• _The task_
Scan the data below for the string "however". Show every line where it turns up.

Collected data entries:
** START **

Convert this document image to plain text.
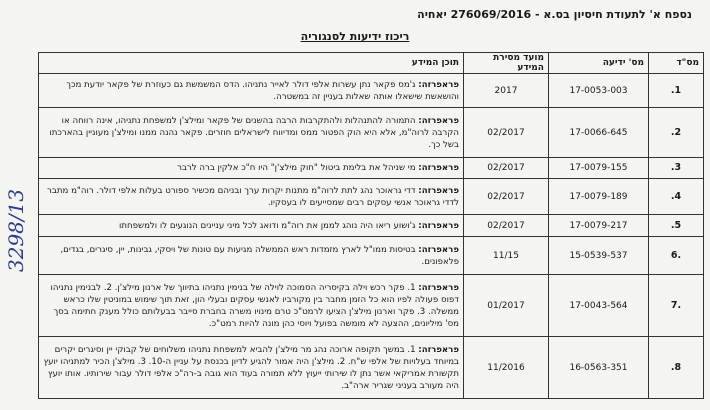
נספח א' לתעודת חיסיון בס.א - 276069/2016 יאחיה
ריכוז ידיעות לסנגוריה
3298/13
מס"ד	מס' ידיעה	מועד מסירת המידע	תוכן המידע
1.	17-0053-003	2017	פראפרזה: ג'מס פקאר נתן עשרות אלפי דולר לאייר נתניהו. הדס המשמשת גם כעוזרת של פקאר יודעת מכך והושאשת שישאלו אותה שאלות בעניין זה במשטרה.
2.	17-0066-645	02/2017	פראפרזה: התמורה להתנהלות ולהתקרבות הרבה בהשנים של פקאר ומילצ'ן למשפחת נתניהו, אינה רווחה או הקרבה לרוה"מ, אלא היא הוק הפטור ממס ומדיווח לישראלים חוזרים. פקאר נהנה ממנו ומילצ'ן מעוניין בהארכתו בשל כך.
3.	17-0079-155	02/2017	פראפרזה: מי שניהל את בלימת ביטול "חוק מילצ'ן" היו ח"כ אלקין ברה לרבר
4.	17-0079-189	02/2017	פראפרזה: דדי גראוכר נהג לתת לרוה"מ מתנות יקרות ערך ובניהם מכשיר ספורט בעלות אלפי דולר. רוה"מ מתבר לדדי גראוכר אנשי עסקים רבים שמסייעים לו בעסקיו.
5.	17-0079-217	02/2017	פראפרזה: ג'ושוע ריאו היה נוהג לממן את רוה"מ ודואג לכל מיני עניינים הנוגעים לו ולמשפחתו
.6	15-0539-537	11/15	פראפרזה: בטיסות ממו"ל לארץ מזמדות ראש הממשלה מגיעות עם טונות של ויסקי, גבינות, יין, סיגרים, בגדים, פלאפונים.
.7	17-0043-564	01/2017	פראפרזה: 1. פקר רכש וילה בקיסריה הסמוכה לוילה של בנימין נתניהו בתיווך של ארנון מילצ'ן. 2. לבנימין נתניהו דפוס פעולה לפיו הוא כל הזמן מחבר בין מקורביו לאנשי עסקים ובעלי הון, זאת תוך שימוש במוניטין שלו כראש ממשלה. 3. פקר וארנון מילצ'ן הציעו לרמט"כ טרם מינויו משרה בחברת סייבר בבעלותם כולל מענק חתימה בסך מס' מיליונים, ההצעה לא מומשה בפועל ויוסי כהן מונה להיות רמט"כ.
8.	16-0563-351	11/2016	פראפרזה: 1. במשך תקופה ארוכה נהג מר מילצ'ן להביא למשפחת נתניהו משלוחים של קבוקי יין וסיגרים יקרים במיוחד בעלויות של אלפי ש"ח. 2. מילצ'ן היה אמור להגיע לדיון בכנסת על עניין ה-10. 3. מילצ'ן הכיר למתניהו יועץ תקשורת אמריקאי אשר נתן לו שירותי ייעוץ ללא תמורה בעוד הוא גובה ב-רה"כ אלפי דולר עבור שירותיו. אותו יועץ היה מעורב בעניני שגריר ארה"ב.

** END **
** START **

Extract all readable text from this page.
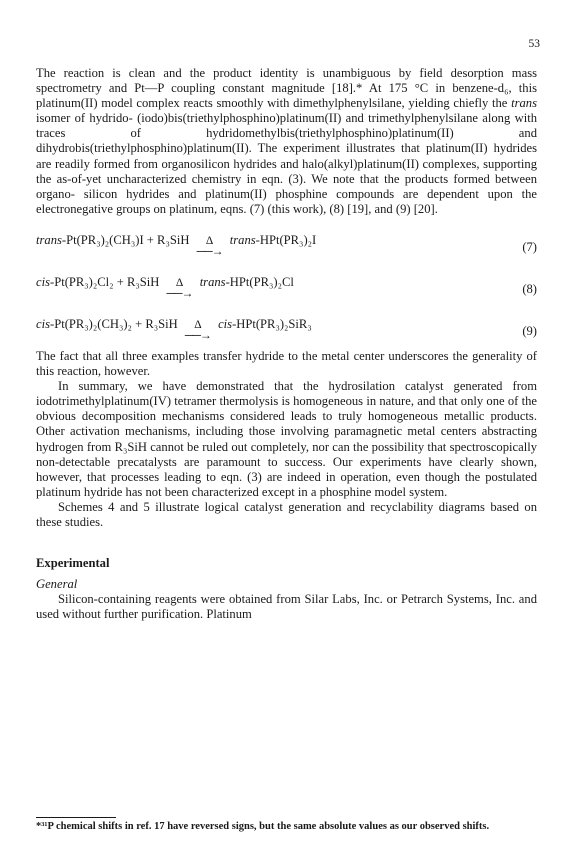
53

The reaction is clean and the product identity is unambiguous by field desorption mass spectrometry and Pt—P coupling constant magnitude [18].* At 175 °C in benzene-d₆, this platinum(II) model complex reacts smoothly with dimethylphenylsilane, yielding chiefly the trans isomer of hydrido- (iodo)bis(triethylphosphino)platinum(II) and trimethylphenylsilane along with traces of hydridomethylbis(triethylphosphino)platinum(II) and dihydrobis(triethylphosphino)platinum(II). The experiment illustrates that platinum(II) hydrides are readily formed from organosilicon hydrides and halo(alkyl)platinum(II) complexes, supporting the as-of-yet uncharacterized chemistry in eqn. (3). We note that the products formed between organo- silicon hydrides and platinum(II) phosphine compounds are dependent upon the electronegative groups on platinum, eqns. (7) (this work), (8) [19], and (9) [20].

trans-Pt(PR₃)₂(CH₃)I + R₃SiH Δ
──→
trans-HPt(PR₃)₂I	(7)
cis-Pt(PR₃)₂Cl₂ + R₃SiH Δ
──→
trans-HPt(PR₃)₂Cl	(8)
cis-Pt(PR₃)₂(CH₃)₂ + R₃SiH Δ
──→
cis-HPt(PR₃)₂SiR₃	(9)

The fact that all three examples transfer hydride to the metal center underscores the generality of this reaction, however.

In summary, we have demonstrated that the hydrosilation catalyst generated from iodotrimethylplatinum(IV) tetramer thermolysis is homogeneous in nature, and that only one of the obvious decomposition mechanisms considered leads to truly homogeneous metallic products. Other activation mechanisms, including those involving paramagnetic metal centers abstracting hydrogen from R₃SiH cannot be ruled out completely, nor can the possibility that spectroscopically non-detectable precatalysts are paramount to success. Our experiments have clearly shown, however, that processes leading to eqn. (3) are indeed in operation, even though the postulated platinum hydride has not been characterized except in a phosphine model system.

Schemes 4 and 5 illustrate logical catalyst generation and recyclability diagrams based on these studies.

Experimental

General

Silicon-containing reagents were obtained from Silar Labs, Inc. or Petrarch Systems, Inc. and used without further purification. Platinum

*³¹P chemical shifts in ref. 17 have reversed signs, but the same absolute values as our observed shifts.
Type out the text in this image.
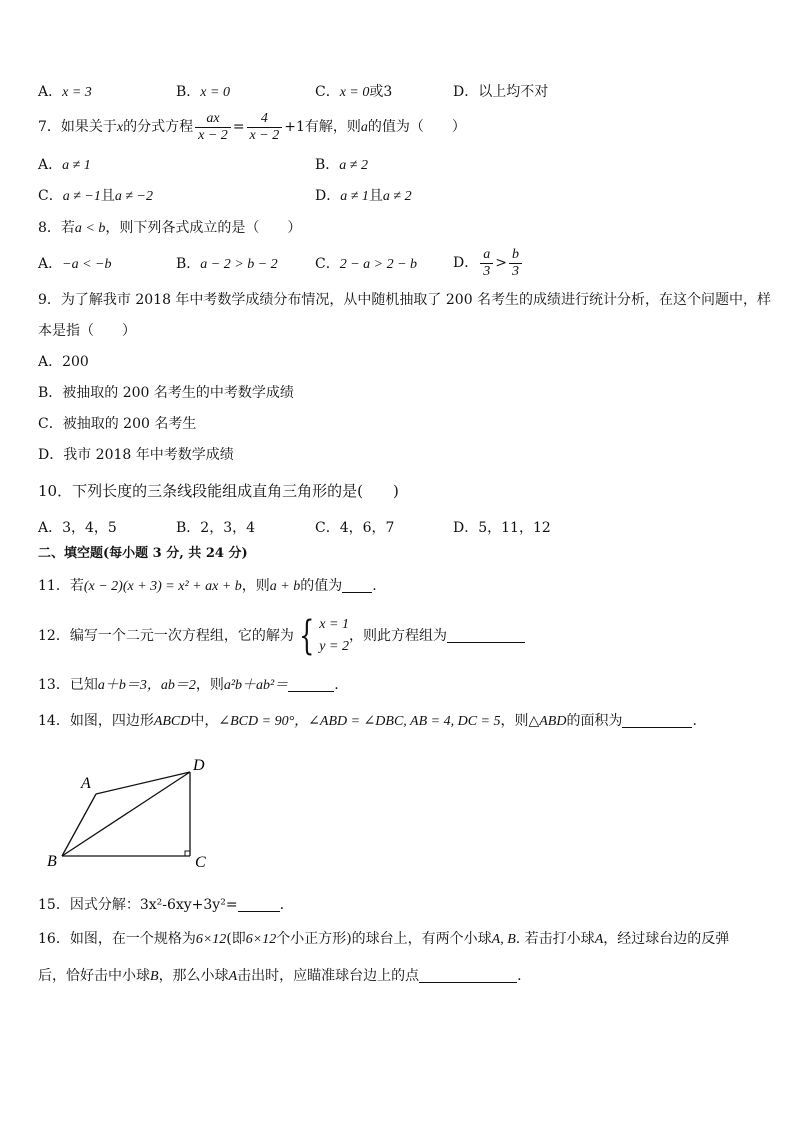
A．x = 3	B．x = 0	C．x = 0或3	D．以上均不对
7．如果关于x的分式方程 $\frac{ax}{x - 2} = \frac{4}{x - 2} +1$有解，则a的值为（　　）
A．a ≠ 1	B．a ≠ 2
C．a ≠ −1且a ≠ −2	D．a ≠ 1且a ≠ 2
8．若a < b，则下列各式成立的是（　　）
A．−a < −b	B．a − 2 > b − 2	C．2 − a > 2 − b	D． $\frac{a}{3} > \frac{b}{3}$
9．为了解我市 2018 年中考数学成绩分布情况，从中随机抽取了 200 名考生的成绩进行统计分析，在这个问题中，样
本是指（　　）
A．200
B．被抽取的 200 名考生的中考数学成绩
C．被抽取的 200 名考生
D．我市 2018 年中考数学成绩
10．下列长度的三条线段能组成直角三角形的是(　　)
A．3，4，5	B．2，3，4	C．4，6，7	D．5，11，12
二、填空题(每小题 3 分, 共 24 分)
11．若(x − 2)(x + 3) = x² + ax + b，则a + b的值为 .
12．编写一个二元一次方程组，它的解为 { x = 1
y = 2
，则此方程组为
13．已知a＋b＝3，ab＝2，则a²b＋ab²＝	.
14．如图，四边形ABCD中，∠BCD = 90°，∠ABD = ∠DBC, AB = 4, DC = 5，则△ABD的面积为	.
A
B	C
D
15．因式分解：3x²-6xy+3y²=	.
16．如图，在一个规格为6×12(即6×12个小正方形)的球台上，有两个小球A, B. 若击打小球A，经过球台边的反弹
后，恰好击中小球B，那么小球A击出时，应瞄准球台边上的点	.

** END **

• _Answer to the problem_
The fact that all three examples transfer hydride to the metal center underscores the generality of this reaction, however.
In summary, we have demonstrated that the hydrosilation catalyst generated from iodotrimethylplatinum(IV) tetramer thermolysis is homogeneous in nature, and that only one of the obvious decomposition mechanisms considered leads to truly homogeneous metallic products. Other activation mechanisms, including those involving paramagnetic metal centers abstracting hydrogen from R₃SiH cannot be ruled out completely, nor can the possibility that spectroscopically non-detectable precatalysts are paramount to success. Our experiments have clearly shown, however, that processes leading to eqn. (3) are indeed in operation, even though the postulated platinum hydride has not been characterized except in a phosphine model system.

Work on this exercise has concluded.